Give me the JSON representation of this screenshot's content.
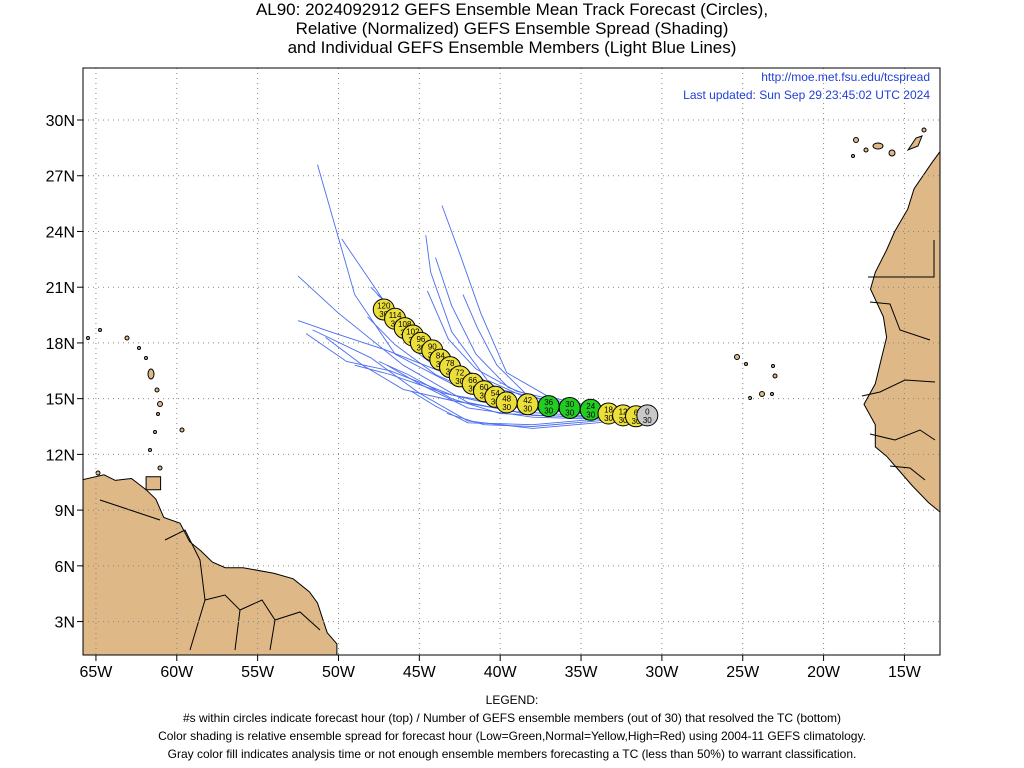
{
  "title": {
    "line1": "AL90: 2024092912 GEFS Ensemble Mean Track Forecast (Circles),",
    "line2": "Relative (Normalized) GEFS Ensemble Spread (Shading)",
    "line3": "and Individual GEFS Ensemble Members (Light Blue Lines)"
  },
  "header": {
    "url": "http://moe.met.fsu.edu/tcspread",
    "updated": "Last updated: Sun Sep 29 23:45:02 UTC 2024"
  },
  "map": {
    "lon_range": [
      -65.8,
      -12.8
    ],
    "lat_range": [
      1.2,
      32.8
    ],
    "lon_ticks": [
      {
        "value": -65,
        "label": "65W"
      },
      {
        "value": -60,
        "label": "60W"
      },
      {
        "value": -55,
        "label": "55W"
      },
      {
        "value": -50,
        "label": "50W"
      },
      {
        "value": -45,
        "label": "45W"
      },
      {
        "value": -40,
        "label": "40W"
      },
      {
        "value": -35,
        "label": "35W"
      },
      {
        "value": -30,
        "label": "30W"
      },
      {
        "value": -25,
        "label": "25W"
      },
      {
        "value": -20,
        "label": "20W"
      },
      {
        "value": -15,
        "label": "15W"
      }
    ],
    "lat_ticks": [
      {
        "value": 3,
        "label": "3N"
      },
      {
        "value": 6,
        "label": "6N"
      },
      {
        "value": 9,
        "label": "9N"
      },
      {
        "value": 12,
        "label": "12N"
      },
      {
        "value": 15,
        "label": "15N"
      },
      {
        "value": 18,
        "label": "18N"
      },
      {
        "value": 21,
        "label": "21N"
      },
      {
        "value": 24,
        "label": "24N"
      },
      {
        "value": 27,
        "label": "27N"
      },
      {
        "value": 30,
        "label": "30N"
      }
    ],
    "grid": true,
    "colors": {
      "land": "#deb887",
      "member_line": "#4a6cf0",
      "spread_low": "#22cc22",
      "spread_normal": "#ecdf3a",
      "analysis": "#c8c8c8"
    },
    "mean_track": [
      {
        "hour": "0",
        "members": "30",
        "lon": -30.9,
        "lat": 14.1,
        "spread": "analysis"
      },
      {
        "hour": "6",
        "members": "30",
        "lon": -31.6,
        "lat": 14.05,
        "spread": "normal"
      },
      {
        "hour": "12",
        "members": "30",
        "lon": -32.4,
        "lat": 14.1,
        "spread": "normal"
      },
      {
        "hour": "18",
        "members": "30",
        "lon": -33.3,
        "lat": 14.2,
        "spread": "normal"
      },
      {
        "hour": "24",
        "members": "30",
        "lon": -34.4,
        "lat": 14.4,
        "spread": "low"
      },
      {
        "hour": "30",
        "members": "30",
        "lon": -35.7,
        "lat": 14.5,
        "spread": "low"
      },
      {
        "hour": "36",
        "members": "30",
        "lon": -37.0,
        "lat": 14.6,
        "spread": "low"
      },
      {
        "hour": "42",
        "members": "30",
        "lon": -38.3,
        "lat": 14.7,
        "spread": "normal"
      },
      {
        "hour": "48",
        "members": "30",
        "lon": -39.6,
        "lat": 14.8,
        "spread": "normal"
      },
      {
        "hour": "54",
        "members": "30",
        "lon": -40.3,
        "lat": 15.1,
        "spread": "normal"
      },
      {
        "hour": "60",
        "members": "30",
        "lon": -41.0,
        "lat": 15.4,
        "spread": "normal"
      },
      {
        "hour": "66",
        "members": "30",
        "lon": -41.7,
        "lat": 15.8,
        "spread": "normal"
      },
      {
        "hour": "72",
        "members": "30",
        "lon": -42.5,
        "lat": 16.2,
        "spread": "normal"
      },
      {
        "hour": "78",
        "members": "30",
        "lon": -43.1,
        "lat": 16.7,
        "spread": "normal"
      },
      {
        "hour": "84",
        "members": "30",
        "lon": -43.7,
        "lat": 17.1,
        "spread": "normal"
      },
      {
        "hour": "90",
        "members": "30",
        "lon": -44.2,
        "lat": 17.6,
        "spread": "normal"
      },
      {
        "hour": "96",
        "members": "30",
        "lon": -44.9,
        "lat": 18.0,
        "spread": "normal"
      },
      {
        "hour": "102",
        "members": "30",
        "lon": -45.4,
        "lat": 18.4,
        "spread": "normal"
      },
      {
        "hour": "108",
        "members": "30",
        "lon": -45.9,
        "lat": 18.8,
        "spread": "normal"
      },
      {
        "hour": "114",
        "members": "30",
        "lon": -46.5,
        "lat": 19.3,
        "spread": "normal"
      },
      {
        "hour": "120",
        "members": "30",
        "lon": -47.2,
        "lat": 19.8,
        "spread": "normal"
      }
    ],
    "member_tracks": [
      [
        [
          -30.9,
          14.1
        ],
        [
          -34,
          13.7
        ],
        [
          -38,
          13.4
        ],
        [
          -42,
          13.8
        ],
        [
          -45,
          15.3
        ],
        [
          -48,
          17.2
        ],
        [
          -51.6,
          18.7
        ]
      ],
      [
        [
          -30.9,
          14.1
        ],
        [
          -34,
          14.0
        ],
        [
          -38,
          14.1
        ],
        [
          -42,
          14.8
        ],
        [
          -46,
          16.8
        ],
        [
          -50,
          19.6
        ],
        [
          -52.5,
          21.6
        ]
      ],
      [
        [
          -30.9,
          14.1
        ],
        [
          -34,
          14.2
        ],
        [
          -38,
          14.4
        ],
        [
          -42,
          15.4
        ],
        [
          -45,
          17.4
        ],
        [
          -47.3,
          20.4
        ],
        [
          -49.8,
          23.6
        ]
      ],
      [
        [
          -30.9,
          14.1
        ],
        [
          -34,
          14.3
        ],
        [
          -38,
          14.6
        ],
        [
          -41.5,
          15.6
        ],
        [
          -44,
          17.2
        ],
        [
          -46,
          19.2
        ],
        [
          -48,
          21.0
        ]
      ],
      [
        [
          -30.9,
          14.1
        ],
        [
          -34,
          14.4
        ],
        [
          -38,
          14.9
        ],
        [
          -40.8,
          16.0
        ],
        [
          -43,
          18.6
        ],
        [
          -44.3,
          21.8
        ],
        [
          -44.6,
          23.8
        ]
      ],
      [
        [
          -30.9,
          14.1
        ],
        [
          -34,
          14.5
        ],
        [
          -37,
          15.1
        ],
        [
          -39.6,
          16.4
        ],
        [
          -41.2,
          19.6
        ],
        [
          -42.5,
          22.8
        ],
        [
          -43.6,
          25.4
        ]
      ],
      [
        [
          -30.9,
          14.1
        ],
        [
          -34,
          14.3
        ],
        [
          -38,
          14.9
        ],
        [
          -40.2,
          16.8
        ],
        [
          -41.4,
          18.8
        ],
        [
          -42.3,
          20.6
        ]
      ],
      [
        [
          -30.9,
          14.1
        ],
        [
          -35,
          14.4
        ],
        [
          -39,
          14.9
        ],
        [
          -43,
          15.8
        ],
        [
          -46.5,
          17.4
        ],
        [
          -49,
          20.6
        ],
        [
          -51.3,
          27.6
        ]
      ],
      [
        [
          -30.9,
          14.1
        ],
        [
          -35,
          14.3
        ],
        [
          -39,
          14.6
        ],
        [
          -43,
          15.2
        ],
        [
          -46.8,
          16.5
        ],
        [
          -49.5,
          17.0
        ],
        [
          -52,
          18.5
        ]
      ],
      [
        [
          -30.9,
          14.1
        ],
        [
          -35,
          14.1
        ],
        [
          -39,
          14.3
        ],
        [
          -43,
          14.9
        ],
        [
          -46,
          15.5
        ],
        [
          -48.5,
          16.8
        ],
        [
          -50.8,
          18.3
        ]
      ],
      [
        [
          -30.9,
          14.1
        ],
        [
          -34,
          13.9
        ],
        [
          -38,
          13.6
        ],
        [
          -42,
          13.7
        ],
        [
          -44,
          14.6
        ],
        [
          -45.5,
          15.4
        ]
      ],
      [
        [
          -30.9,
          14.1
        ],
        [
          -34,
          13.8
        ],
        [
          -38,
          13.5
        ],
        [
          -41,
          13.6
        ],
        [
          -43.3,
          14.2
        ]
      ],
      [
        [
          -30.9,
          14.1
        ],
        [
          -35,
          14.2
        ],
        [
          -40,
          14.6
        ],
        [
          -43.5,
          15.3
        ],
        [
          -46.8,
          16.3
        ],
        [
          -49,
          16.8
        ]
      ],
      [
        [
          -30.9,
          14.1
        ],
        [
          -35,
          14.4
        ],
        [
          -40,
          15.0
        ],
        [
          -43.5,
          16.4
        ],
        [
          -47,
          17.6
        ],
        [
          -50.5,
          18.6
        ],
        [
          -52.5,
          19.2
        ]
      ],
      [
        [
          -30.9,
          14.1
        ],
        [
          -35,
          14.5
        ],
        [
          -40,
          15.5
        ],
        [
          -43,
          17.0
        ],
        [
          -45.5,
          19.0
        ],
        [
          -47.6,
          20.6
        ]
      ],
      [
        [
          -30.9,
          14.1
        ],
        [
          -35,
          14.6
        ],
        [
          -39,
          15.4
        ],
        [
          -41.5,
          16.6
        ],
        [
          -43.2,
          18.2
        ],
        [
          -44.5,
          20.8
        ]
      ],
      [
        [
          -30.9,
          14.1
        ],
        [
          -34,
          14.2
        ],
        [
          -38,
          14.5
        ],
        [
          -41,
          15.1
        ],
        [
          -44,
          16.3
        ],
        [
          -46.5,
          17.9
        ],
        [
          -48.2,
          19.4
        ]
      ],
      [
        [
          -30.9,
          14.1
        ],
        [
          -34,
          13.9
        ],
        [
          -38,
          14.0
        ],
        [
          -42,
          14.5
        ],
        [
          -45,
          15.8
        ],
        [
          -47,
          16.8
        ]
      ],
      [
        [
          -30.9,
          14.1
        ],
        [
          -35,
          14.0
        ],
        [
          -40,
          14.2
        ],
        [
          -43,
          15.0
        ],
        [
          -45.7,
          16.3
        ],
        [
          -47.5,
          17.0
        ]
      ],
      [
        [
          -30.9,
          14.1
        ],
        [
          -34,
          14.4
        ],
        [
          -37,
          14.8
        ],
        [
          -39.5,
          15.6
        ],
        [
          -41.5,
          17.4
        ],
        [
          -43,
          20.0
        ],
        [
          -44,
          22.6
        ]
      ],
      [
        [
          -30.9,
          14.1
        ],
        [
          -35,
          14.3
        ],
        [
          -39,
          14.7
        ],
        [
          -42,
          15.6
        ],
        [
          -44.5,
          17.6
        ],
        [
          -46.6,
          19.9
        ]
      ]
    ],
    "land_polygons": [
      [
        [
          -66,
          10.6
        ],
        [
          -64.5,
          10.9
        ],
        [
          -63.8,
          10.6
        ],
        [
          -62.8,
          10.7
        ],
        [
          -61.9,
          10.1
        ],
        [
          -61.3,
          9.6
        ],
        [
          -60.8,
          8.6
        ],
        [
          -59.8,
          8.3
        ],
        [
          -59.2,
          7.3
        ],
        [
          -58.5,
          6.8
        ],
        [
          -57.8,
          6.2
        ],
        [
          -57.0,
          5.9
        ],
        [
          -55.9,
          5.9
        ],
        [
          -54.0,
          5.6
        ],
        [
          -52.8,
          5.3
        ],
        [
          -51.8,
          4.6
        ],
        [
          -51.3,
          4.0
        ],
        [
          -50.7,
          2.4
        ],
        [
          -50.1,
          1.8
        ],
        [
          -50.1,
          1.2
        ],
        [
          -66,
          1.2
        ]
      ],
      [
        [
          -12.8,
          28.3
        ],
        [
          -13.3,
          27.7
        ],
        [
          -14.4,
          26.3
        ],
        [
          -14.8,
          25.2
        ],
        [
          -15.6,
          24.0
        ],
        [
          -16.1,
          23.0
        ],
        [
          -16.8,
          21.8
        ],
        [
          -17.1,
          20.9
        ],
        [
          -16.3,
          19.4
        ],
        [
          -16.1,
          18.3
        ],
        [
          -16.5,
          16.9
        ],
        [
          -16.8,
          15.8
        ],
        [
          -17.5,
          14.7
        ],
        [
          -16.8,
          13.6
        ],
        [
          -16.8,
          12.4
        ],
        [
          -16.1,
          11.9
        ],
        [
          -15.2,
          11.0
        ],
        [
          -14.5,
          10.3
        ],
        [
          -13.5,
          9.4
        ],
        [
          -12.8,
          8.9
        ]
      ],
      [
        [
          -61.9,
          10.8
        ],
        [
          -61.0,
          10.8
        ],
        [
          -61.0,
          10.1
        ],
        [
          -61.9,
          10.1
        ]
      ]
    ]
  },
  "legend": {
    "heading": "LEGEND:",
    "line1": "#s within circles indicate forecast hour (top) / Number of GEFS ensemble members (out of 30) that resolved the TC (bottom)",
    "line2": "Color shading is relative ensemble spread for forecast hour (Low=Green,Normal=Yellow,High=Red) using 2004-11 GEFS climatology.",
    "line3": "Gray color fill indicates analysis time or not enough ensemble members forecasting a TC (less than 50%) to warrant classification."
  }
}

Written task
Tally the lines of the material above that contain the word "analysis" and report the total alone.

Final result
3